EXERCISE DETAILS
Produce the listing below again, exactly as shown.

DATA FOR THE TASK

- - -

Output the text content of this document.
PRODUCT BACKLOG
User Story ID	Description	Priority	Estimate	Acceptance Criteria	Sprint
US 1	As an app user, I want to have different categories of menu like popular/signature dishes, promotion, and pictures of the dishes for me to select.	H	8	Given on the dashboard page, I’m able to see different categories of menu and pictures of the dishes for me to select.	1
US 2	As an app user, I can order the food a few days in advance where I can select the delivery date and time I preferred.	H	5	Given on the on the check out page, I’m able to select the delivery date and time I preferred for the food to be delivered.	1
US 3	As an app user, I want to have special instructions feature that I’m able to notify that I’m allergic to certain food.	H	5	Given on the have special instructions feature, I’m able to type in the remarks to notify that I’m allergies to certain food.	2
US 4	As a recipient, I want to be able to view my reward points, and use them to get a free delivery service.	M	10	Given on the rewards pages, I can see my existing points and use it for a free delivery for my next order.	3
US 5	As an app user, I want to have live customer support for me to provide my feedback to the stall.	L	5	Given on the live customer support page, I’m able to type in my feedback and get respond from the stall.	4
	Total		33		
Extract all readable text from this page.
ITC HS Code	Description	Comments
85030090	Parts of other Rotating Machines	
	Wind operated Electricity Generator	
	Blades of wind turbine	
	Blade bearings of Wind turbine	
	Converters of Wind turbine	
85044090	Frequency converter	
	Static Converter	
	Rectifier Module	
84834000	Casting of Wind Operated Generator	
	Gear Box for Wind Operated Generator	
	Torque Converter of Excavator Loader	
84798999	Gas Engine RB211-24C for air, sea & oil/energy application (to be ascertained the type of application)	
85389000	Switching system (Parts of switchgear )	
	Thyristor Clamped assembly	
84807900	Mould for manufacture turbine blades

- - -

TASK ANSWER
Output the text content of this document.
PRODUCT BACKLOG
User Story ID	Description	Priority	Estimate	Acceptance Criteria	Sprint
US 1	As an app user, I want to have different categories of menu like popular/signature dishes, promotion, and pictures of the dishes for me to select.	H	8	Given on the dashboard page, I’m able to see different categories of menu and pictures of the dishes for me to select.	1
US 2	As an app user, I can order the food a few days in advance where I can select the delivery date and time I preferred.	H	5	Given on the on the check out page, I’m able to select the delivery date and time I preferred for the food to be delivered.	1
US 3	As an app user, I want to have special instructions feature that I’m able to notify that I’m allergic to certain food.	H	5	Given on the have special instructions feature, I’m able to type in the remarks to notify that I’m allergies to certain food.	2
US 4	As a recipient, I want to be able to view my reward points, and use them to get a free delivery service.	M	10	Given on the rewards pages, I can see my existing points and use it for a free delivery for my next order.	3
US 5	As an app user, I want to have live customer support for me to provide my feedback to the stall.	L	5	Given on the live customer support page, I’m able to type in my feedback and get respond from the stall.	4
	Total		33		
Extract all readable text from this page.
ITC HS Code	Description	Comments
85030090	Parts of other Rotating Machines	
	Wind operated Electricity Generator	
	Blades of wind turbine	
	Blade bearings of Wind turbine	
	Converters of Wind turbine	
85044090	Frequency converter	
	Static Converter	
	Rectifier Module	
84834000	Casting of Wind Operated Generator	
	Gear Box for Wind Operated Generator	
	Torque Converter of Excavator Loader	
84798999	Gas Engine RB211-24C for air, sea & oil/energy application (to be ascertained the type of application)	
85389000	Switching system (Parts of switchgear )	
	Thyristor Clamped assembly	
84807900	Mould for manufacture turbine blades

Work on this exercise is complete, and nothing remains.